┌─ Input rows

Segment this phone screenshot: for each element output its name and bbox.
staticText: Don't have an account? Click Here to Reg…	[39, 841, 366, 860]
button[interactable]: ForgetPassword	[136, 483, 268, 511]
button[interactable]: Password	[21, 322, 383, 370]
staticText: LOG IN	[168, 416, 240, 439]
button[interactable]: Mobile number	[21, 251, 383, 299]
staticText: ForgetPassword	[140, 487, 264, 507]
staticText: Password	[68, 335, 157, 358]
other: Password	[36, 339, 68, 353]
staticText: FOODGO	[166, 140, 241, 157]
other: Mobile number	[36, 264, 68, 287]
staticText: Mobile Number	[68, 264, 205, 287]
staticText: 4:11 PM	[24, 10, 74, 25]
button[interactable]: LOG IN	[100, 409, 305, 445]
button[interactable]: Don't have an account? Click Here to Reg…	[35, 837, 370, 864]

└─

- **Work to complete**: Edit the material above so that every "staticText" becomes "text", and leave all other lines and characters unchanged.

- **Correct response**:
Segment this phone screenshot: for each element output its name and bbox.
text: Don't have an account? Click Here to Reg…	[39, 841, 366, 860]
button[interactable]: ForgetPassword	[136, 483, 268, 511]
button[interactable]: Password	[21, 322, 383, 370]
text: LOG IN	[168, 416, 240, 439]
button[interactable]: Mobile number	[21, 251, 383, 299]
text: ForgetPassword	[140, 487, 264, 507]
text: Password	[68, 335, 157, 358]
other: Password	[36, 339, 68, 353]
text: FOODGO	[166, 140, 241, 157]
other: Mobile number	[36, 264, 68, 287]
text: Mobile Number	[68, 264, 205, 287]
text: 4:11 PM	[24, 10, 74, 25]
button[interactable]: LOG IN	[100, 409, 305, 445]
button[interactable]: Don't have an account? Click Here to Reg…	[35, 837, 370, 864]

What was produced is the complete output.